TASK DIRECTIONS: Read the data and repeat it in full, exactly.

RECORDS FOR THE EXERCISE:
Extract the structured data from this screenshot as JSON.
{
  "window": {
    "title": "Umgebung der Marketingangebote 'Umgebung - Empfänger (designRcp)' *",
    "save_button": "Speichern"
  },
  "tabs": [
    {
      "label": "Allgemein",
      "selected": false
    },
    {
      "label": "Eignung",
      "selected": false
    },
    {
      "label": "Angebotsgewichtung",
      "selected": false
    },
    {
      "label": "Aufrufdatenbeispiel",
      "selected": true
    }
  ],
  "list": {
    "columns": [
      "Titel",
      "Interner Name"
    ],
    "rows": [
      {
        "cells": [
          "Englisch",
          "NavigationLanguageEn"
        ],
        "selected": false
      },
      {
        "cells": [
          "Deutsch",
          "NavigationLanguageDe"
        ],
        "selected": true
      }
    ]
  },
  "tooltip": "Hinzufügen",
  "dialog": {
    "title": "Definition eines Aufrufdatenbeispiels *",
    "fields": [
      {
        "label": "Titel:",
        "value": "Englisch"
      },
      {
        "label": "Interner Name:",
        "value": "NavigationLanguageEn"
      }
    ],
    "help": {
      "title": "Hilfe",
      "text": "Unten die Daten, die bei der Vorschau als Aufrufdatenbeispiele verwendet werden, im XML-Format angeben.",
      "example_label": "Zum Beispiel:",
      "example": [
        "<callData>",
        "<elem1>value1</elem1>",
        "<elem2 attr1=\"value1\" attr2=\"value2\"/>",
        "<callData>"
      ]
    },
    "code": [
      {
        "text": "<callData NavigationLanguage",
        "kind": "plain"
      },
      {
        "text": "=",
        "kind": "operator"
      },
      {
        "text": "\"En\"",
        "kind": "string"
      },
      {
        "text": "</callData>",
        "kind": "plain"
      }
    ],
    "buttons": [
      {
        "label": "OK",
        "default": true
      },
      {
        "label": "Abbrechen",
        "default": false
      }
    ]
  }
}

RESULT:
Extract the structured data from this screenshot as JSON.
{
  "window": {
    "title": "Umgebung der Marketingangebote 'Umgebung - Empfänger (designRcp)' *",
    "save_button": "Speichern"
  },
  "tabs": [
    {
      "label": "Allgemein",
      "selected": false
    },
    {
      "label": "Eignung",
      "selected": false
    },
    {
      "label": "Angebotsgewichtung",
      "selected": false
    },
    {
      "label": "Aufrufdatenbeispiel",
      "selected": true
    }
  ],
  "list": {
    "columns": [
      "Titel",
      "Interner Name"
    ],
    "rows": [
      {
        "cells": [
          "Englisch",
          "NavigationLanguageEn"
        ],
        "selected": false
      },
      {
        "cells": [
          "Deutsch",
          "NavigationLanguageDe"
        ],
        "selected": true
      }
    ]
  },
  "tooltip": "Hinzufügen",
  "dialog": {
    "title": "Definition eines Aufrufdatenbeispiels *",
    "fields": [
      {
        "label": "Titel:",
        "value": "Englisch"
      },
      {
        "label": "Interner Name:",
        "value": "NavigationLanguageEn"
      }
    ],
    "help": {
      "title": "Hilfe",
      "text": "Unten die Daten, die bei der Vorschau als Aufrufdatenbeispiele verwendet werden, im XML-Format angeben.",
      "example_label": "Zum Beispiel:",
      "example": [
        "<callData>",
        "<elem1>value1</elem1>",
        "<elem2 attr1=\"value1\" attr2=\"value2\"/>",
        "<callData>"
      ]
    },
    "code": [
      {
        "text": "<callData NavigationLanguage",
        "kind": "plain"
      },
      {
        "text": "=",
        "kind": "operator"
      },
      {
        "text": "\"En\"",
        "kind": "string"
      },
      {
        "text": "</callData>",
        "kind": "plain"
      }
    ],
    "buttons": [
      {
        "label": "OK",
        "default": true
      },
      {
        "label": "Abbrechen",
        "default": false
      }
    ]
  }
}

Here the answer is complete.